Tasks to carry out:
a – Translate this sentence from the post about hosting friends in Orlando into French: "The plating at Emeril’s was sloppy, food overcooked."
b – In the post about hosting friends in Orlando, where were the visiting friends from?
c – Pick up the post about hosting friends in Orlando after its final sentence and keep writing it.

Passage shown below:

We spent the last week hosting friends from Colorado as they enjoyed some Orlando attractions.  We took in dinner at Tchoup Chop by Emeril, played Disney-style Mini Golf, went to Epcot and toured Winter Park by boat.  Overall, the shine felt like it was off the rose.  Have I done too much?  Eaten too well?  Been overstimulated to boredom?  The plating at Emeril’s was sloppy, food overcooked.  Disney-golf shabby and in need of refurbishment.  Epcot too crowded and the food not tight on the plate because they have to produce so much, so fast.  So, I ask, is it me and overly critical thinking?  Expectations too lofty?  I have to back out and say the time with friends was good and approach it from there-letting the relationships rule the day which is probably how it should be.  I have to let the experiences fade into the blue and hope that my expectations relax or I do.

 

there are obscenities in here.

End of Passage shown.
Record set below:

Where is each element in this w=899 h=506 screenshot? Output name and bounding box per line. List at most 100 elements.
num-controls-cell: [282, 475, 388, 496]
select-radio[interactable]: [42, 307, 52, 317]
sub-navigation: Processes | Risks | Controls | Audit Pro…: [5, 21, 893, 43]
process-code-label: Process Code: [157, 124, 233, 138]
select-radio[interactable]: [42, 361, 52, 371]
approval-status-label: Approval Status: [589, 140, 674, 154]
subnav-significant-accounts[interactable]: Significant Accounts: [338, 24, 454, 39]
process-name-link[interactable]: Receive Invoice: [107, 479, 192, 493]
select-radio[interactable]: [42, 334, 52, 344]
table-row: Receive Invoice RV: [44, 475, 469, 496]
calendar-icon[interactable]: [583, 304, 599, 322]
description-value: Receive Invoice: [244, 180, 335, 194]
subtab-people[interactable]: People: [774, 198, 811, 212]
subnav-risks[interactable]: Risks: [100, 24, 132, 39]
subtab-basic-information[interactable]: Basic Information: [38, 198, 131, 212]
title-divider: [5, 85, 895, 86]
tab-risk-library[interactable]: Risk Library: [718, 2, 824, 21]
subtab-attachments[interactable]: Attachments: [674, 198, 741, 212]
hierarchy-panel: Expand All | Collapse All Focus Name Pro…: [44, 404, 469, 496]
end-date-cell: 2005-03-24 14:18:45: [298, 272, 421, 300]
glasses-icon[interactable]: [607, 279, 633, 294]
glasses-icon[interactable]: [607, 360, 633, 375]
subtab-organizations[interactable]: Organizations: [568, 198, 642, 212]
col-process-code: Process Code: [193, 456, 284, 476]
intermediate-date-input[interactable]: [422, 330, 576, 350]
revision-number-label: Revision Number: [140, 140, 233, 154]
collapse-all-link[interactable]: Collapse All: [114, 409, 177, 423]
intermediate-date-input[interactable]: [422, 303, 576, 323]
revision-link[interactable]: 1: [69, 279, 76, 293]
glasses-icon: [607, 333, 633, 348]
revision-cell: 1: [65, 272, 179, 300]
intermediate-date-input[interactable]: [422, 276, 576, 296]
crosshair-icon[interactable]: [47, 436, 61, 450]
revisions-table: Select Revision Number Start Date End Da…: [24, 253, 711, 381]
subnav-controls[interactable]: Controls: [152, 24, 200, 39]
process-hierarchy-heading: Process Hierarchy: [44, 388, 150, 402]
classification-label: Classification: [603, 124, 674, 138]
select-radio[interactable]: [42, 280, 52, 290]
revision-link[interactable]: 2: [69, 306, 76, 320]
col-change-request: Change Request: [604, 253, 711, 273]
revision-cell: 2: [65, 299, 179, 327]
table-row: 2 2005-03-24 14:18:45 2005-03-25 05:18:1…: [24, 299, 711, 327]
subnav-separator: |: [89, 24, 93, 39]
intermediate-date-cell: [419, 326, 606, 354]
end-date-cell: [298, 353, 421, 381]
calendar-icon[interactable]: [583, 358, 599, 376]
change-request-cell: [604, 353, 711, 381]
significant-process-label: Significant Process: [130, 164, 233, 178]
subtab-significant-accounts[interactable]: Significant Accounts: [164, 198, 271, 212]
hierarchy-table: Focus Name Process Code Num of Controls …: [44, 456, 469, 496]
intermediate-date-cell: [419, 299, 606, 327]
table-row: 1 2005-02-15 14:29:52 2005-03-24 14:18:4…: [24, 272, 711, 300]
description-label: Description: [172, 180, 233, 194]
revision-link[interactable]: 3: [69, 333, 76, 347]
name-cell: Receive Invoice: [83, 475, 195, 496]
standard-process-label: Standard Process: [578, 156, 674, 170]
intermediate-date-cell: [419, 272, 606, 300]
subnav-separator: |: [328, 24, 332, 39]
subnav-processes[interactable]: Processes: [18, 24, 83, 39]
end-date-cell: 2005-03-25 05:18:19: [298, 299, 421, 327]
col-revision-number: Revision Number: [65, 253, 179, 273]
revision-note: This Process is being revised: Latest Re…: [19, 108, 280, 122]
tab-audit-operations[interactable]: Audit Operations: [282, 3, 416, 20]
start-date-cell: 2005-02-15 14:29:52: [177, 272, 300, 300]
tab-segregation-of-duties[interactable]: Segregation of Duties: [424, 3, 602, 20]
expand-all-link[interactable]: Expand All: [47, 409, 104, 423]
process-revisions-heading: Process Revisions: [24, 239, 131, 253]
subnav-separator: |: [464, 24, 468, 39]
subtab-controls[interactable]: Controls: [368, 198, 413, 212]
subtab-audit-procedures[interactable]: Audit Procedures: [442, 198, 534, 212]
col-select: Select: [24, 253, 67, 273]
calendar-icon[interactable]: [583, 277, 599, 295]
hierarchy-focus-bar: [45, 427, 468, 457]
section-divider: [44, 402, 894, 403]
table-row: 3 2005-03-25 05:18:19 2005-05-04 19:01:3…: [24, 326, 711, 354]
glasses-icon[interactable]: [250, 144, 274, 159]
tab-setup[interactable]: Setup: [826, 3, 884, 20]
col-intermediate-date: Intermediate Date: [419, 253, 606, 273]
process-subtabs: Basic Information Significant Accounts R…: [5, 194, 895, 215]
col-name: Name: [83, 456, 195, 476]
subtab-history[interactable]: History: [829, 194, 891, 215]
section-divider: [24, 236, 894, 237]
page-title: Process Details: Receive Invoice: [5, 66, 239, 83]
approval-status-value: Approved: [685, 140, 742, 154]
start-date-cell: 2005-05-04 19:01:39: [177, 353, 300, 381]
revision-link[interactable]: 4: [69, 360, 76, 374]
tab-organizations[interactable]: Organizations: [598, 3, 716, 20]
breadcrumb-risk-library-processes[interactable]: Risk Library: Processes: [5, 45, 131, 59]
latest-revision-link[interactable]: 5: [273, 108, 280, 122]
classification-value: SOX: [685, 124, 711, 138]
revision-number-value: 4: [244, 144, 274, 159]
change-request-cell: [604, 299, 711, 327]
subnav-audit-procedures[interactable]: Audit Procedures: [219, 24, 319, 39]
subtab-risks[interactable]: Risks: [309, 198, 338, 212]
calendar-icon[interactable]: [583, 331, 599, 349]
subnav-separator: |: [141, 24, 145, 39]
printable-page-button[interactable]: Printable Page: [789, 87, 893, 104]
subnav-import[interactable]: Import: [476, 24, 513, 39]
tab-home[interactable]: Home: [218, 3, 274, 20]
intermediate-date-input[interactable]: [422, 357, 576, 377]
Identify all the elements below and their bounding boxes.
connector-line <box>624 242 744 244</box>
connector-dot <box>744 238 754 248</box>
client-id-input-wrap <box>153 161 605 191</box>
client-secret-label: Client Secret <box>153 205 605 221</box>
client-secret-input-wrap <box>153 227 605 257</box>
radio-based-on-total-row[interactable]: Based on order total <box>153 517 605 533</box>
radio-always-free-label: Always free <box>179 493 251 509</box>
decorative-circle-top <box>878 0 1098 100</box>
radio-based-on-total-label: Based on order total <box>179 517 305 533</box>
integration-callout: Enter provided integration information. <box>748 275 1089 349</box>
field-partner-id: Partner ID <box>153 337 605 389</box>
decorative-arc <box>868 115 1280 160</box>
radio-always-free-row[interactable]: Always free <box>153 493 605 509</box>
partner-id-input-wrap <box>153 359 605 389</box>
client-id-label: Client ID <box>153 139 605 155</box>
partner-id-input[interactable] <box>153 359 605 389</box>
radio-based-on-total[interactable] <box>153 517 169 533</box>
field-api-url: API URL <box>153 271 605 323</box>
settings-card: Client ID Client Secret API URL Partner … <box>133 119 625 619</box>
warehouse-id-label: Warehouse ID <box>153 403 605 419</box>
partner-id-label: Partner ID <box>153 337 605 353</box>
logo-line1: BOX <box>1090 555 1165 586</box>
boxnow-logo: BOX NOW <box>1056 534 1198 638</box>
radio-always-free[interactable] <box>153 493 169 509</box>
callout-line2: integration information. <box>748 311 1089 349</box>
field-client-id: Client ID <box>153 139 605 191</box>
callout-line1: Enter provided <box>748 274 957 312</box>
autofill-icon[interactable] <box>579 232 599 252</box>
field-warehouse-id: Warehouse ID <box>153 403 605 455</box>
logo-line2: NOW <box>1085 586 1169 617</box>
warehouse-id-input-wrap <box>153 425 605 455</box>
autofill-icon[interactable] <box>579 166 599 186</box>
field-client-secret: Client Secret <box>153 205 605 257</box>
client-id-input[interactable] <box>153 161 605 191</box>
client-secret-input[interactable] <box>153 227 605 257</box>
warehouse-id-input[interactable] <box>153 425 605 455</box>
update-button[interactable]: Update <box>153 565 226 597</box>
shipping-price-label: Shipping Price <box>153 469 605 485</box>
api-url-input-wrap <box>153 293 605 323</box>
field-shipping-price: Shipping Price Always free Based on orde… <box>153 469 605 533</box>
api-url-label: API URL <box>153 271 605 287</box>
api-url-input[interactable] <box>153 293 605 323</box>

End of Record set.

Responses per task:
a – Chez Emeril’s, le dressage des assiettes était bâclé, la nourriture trop cuite.

b – Colorado.

c –
cheezewizwell, sort of.  I made a burger last night and it was ridiculous bordering on obscene.  Here’s why.  I got an iSi thingie for my birthday.  I’m celebrating my birthday this week in general.  Lots of years I haven’t been all that excited about it.  In fact when I was turning thirty I had negative birthdays for a few years until my sister said it had to stop.  This year I can lean in to tell you that I’m just not that fussed about it.  It’s not a milestone year where I feel like I haven’t achieved something and in that, I’ve achieved everything.  I don’t have to worry about the haves or have nots, the I have it and you don’ts or the don’t you wish yous.  I’m just me and I’m pretty great.  Anyway, Z is a total joy to have buying me loot because he gets so excited about it that he can’t not give me whatever comes in the mail and a few days ago a household sized iSi cream dispenser and charges came to our doorstep.  So, what to do other than pull out Richard Blais’ cookbook, Try This At Home and make a modified cheddar cheese version of this Cheese Wizard to put on sherry braised onion and bacon burgers.  So, basically the long and short of it is I melted cheddar in heavy cream, chilled it and charged it with nitrous oxide into foam which I sprayed on a BURGER.  Obscene.  No one needs that-but it was fun and I’ll probably do it again and add cayenne so it is more like pimiento cheese because that would be awesome.  Happy birthday to me!